(Saved entries)
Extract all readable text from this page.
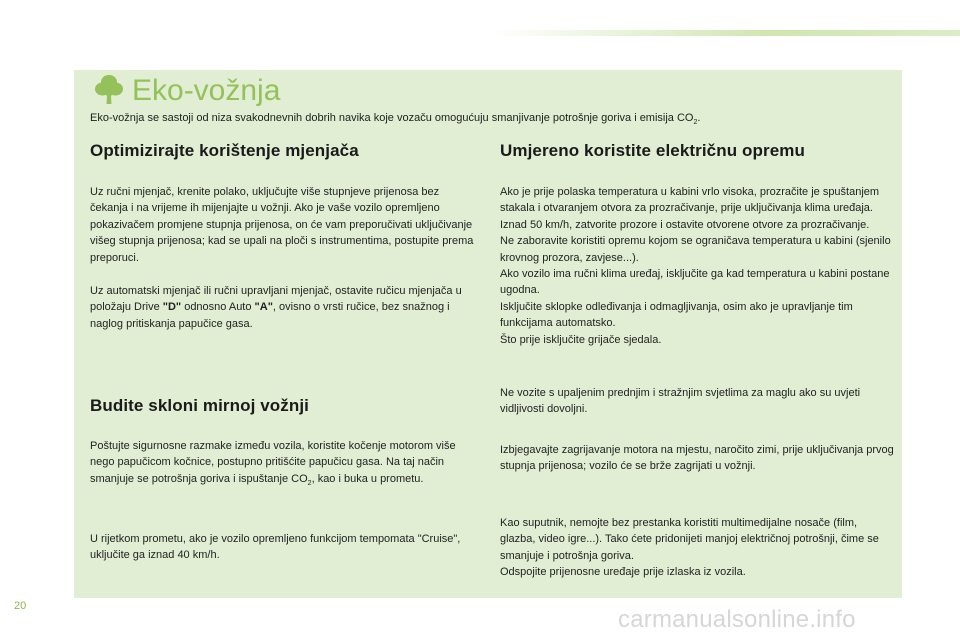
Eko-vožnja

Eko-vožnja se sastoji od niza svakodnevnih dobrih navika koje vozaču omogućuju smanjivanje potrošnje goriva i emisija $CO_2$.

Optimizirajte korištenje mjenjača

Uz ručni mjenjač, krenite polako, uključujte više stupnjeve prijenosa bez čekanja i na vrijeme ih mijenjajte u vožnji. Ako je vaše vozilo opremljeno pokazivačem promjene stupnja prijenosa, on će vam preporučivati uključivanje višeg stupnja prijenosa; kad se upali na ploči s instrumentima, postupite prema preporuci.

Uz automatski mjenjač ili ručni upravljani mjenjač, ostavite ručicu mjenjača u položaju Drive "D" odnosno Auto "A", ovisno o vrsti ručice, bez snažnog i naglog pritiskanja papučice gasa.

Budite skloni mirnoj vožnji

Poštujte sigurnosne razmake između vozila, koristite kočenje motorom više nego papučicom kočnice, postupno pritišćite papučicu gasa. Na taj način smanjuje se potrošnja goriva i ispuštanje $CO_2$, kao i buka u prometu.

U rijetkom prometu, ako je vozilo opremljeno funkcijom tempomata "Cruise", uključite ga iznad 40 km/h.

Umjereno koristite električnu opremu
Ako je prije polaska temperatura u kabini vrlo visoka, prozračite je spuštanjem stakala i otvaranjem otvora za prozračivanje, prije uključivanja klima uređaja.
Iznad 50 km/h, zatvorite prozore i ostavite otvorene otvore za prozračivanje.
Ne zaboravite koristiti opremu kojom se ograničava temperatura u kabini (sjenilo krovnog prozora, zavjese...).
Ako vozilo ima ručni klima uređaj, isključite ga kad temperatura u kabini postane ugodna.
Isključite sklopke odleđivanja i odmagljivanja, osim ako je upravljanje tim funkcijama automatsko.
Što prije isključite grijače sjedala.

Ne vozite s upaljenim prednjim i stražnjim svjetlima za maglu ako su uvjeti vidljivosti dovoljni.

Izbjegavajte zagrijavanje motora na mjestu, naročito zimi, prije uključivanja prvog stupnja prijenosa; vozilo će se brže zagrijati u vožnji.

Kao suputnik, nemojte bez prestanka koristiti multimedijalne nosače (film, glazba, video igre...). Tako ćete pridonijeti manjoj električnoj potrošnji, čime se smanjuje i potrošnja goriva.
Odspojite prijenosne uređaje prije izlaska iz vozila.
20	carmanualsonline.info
---
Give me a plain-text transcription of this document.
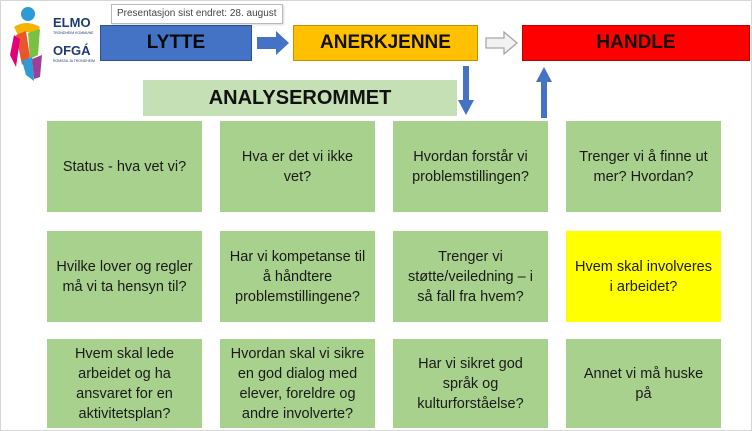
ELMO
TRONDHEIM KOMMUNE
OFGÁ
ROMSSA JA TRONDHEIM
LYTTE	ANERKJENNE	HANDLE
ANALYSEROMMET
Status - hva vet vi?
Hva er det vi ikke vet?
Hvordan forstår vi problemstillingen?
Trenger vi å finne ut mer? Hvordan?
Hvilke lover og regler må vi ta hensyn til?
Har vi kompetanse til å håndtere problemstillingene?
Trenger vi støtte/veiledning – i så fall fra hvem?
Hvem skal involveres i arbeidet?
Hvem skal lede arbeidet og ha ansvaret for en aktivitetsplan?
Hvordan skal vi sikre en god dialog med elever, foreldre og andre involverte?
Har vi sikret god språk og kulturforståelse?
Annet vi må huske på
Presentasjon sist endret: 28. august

• [Task directions]:
Scan the material for lines with the word "klima", and copy each line you find.

• [Response to this task]:
Ako je prije polaska temperatura u kabini vrlo visoka, prozračite je spuštanjem stakala i otvaranjem otvora za prozračivanje, prije uključivanja klima uređaja.
Ako vozilo ima ručni klima uređaj, isključite ga kad temperatura u kabini postane ugodna.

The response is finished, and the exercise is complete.